_EXCERPTED RECORDS_:
▼

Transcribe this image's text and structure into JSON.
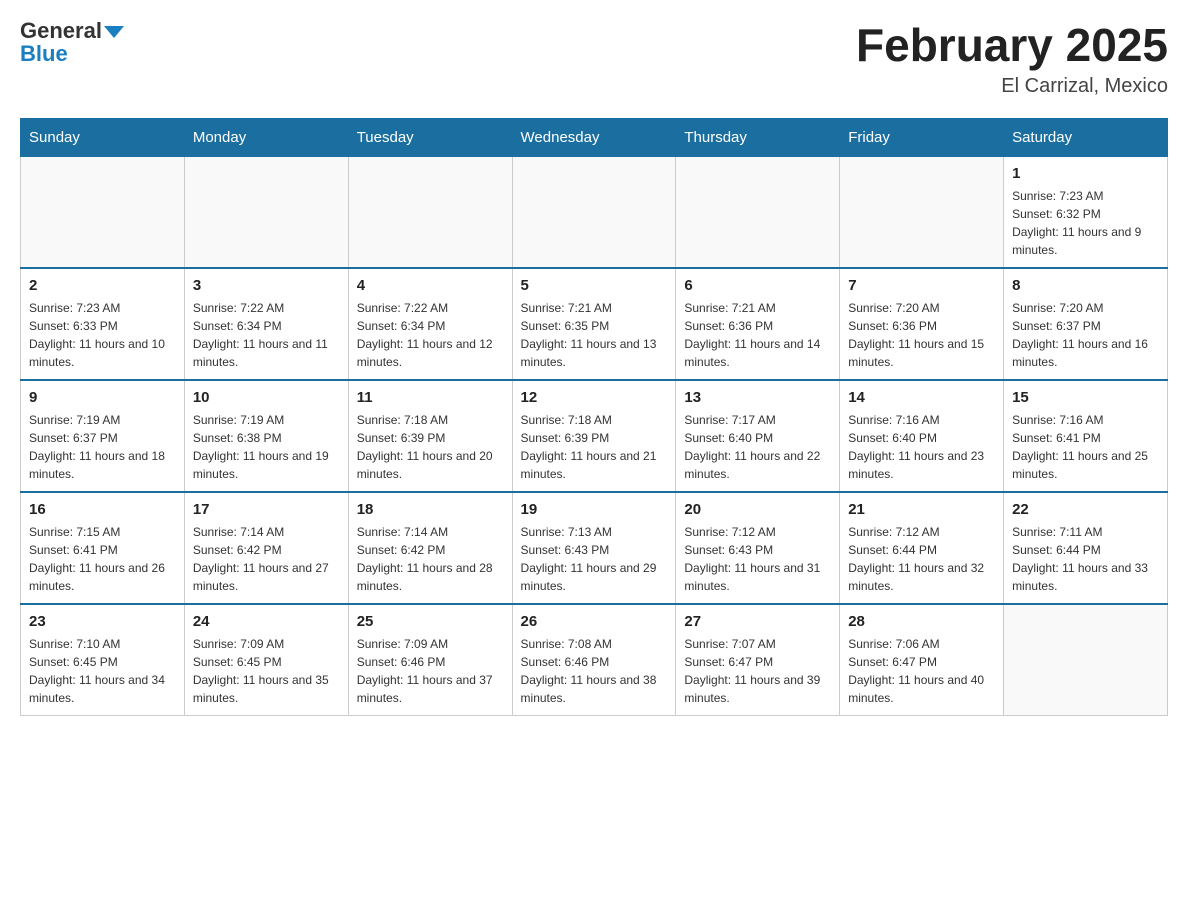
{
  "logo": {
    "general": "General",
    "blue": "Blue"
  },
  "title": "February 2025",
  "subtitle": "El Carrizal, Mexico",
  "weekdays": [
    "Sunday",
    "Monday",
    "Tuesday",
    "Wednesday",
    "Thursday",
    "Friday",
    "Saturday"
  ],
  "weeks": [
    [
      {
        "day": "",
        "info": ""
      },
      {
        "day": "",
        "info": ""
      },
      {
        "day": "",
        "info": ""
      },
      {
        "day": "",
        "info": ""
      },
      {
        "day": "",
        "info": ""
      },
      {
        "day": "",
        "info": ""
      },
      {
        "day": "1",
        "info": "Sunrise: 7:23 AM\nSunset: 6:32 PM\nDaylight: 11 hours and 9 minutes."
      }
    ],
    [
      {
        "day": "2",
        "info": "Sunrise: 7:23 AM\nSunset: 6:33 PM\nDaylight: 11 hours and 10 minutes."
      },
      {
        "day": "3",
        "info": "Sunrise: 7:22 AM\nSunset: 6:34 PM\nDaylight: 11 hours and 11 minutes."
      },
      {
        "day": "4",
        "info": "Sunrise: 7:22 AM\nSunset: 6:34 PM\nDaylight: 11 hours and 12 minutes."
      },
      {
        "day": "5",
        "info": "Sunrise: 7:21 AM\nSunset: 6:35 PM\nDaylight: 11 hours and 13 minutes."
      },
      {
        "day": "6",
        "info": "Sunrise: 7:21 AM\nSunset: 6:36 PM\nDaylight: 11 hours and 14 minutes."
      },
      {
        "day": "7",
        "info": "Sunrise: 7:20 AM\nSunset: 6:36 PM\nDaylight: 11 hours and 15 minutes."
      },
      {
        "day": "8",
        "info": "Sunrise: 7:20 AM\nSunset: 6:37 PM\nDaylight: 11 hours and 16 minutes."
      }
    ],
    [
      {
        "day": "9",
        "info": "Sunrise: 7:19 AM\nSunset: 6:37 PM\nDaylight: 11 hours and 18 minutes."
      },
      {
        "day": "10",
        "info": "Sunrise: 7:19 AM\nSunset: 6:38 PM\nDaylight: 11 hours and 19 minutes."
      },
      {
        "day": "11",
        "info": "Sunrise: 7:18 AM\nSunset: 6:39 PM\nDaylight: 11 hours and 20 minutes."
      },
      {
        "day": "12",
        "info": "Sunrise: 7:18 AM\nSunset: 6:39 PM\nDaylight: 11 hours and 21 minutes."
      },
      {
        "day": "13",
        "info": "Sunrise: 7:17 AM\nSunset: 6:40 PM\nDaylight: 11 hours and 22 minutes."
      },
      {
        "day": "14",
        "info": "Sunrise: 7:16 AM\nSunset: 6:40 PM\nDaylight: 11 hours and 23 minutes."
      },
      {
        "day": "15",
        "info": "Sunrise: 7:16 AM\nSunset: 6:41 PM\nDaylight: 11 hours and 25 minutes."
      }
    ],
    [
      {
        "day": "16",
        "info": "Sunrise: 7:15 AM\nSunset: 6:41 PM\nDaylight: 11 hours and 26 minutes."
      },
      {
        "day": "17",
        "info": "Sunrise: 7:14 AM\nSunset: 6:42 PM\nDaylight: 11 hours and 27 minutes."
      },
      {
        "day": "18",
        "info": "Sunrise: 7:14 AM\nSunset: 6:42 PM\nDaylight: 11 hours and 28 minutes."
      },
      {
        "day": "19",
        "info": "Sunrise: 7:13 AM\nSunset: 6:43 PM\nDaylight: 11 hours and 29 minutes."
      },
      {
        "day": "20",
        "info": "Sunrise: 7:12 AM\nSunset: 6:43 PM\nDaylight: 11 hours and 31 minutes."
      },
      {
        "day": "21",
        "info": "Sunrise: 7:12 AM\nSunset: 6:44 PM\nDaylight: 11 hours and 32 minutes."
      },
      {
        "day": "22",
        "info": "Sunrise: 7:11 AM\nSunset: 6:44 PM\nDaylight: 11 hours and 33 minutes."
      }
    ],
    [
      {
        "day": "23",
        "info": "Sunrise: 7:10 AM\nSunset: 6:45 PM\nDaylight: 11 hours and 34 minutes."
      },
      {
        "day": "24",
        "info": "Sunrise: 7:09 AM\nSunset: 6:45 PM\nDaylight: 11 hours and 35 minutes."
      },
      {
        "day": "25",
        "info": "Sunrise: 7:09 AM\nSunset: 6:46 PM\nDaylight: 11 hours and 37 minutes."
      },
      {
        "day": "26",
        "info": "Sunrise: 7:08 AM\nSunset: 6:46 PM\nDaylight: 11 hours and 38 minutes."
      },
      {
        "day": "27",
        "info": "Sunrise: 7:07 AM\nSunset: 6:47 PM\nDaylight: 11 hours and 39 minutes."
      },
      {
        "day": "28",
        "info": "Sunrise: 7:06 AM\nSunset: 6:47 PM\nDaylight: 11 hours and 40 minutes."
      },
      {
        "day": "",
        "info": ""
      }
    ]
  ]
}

▲
▼

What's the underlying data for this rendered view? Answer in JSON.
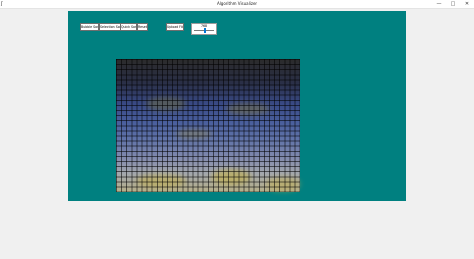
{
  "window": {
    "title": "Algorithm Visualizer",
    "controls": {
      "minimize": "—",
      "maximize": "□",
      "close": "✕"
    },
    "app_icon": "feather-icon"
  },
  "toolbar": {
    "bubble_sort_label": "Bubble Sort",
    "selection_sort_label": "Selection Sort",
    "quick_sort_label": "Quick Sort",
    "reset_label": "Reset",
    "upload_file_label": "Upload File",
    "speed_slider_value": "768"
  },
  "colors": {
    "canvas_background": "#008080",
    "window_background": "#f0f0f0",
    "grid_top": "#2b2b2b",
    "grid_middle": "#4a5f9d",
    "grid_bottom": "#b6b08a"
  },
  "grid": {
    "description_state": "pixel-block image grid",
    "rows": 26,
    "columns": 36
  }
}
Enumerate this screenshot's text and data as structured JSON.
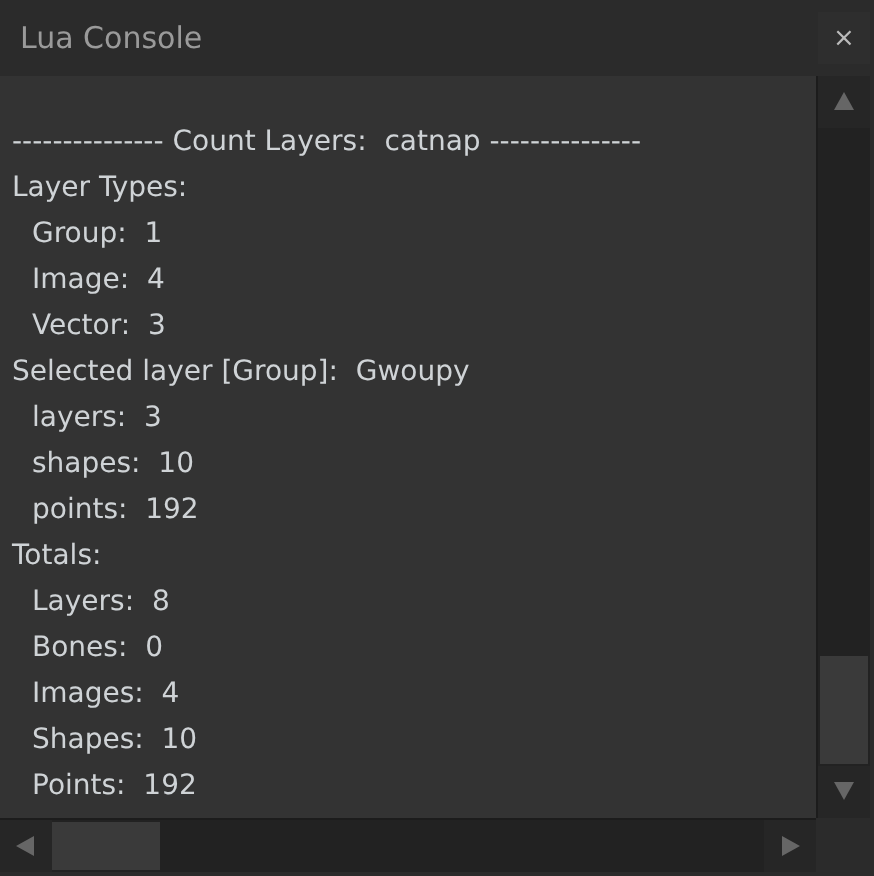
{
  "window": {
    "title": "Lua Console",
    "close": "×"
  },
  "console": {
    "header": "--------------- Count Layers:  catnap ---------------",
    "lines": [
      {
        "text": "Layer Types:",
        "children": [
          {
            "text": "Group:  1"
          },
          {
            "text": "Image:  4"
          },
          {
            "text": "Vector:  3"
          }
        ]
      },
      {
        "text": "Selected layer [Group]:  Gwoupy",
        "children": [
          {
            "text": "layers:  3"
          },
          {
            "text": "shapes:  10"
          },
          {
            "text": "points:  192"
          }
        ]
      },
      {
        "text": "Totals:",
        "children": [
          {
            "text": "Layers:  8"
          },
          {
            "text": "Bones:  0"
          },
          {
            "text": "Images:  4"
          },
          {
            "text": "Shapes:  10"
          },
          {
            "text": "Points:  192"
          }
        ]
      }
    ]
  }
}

▲
▼

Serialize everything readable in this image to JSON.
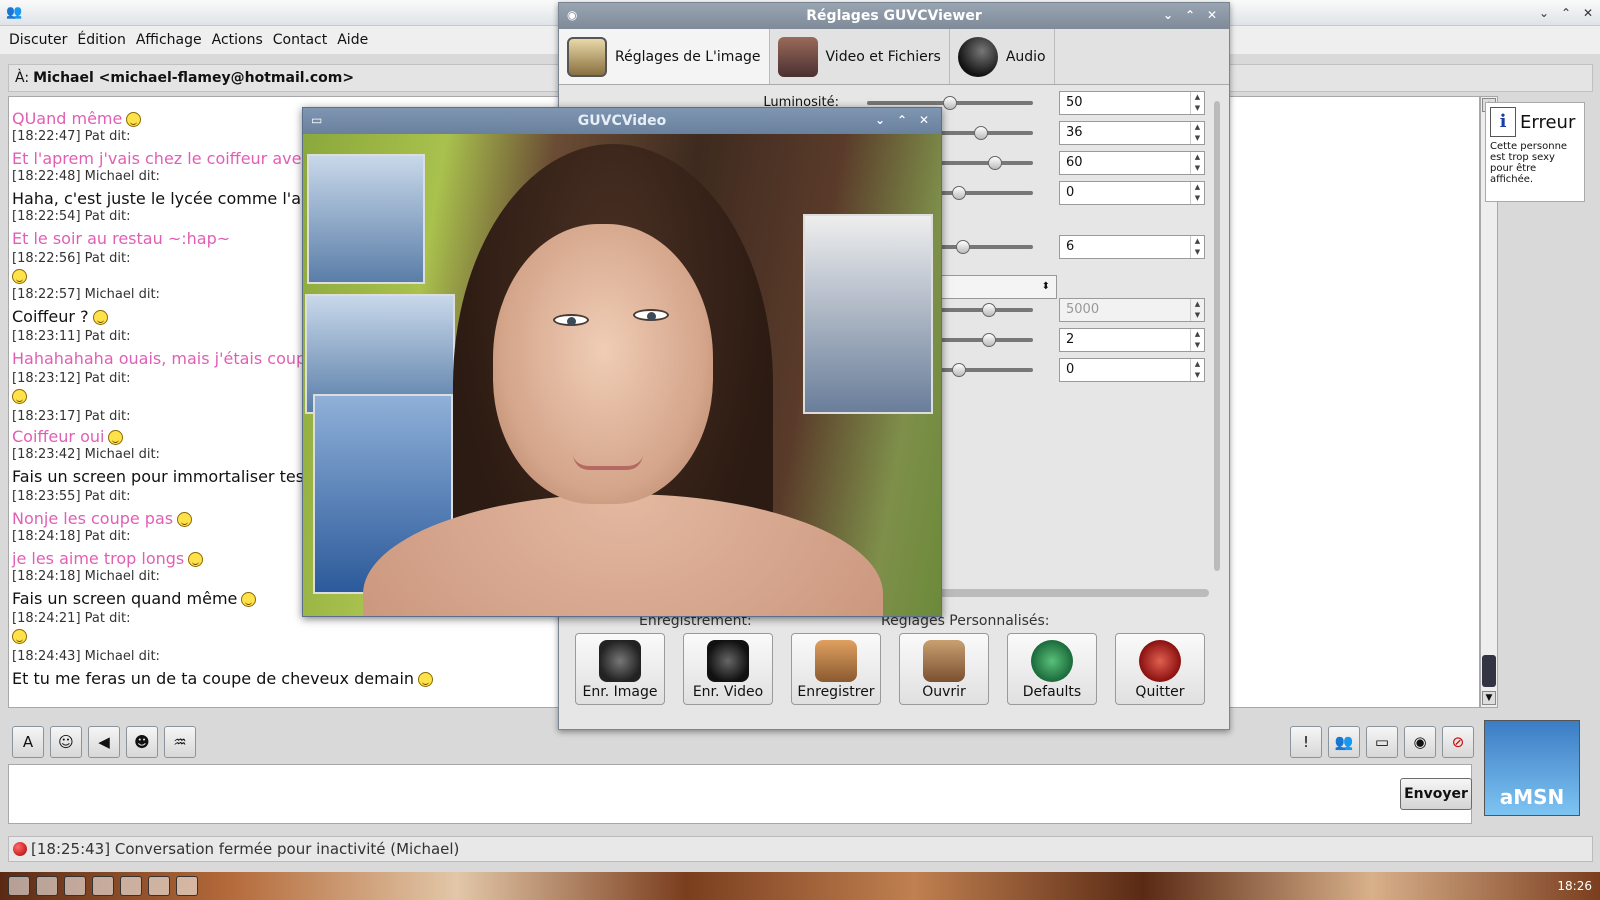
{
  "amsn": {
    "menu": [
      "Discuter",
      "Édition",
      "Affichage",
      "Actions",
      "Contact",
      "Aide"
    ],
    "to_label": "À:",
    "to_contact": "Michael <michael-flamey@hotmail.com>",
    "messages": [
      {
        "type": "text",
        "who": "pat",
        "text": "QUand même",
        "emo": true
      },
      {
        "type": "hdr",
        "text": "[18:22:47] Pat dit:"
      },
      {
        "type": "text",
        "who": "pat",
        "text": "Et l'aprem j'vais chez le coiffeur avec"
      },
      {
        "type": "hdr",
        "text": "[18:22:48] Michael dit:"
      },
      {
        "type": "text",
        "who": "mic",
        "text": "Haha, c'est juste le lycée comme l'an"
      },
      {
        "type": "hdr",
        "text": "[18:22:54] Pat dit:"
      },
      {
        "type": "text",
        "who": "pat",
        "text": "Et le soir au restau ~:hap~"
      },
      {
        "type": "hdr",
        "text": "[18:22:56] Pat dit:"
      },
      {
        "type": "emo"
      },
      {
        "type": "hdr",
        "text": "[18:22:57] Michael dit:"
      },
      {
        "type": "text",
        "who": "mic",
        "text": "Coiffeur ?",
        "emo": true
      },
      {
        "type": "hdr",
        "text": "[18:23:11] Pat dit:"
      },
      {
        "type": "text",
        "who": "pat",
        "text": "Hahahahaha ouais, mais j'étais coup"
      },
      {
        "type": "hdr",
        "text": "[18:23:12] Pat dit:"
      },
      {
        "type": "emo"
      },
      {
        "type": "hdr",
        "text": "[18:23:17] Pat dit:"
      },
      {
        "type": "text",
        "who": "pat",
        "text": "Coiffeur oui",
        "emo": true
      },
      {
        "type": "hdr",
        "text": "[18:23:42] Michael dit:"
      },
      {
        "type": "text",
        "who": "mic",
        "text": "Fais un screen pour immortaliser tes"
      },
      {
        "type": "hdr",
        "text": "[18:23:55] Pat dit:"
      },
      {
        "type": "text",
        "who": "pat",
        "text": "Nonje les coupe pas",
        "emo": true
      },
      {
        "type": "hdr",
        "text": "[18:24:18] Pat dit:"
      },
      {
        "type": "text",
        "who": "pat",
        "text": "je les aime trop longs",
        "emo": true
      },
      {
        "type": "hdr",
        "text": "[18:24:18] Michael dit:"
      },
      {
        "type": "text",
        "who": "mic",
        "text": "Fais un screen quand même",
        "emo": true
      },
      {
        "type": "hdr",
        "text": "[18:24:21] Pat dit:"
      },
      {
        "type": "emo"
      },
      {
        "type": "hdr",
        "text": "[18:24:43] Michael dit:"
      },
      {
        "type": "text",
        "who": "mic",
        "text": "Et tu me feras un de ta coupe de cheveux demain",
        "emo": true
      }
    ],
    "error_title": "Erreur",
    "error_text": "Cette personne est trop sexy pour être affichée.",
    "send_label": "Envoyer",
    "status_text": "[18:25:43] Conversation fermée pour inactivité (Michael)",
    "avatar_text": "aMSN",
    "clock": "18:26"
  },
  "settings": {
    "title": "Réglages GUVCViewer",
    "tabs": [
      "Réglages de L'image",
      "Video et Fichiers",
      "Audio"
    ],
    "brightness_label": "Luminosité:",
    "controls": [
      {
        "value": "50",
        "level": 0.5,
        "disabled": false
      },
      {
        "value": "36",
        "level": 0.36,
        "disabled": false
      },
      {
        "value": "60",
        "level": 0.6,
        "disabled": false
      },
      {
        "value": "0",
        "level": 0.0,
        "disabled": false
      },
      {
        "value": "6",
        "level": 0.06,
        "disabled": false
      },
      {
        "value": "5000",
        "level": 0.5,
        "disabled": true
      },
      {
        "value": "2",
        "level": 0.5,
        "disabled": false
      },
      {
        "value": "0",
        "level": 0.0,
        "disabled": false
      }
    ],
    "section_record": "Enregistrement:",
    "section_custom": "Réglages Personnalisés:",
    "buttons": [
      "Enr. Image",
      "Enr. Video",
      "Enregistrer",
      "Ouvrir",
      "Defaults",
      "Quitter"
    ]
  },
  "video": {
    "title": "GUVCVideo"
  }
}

▲

Gather each line that holds "JSON".

Transcribe this image's text and structure into JSON.
What's the underlying data for this rendered view? Answer in JSON.
Enumerate this screenshot's text and data as structured JSON.
Serialize everything readable in this image to JSON.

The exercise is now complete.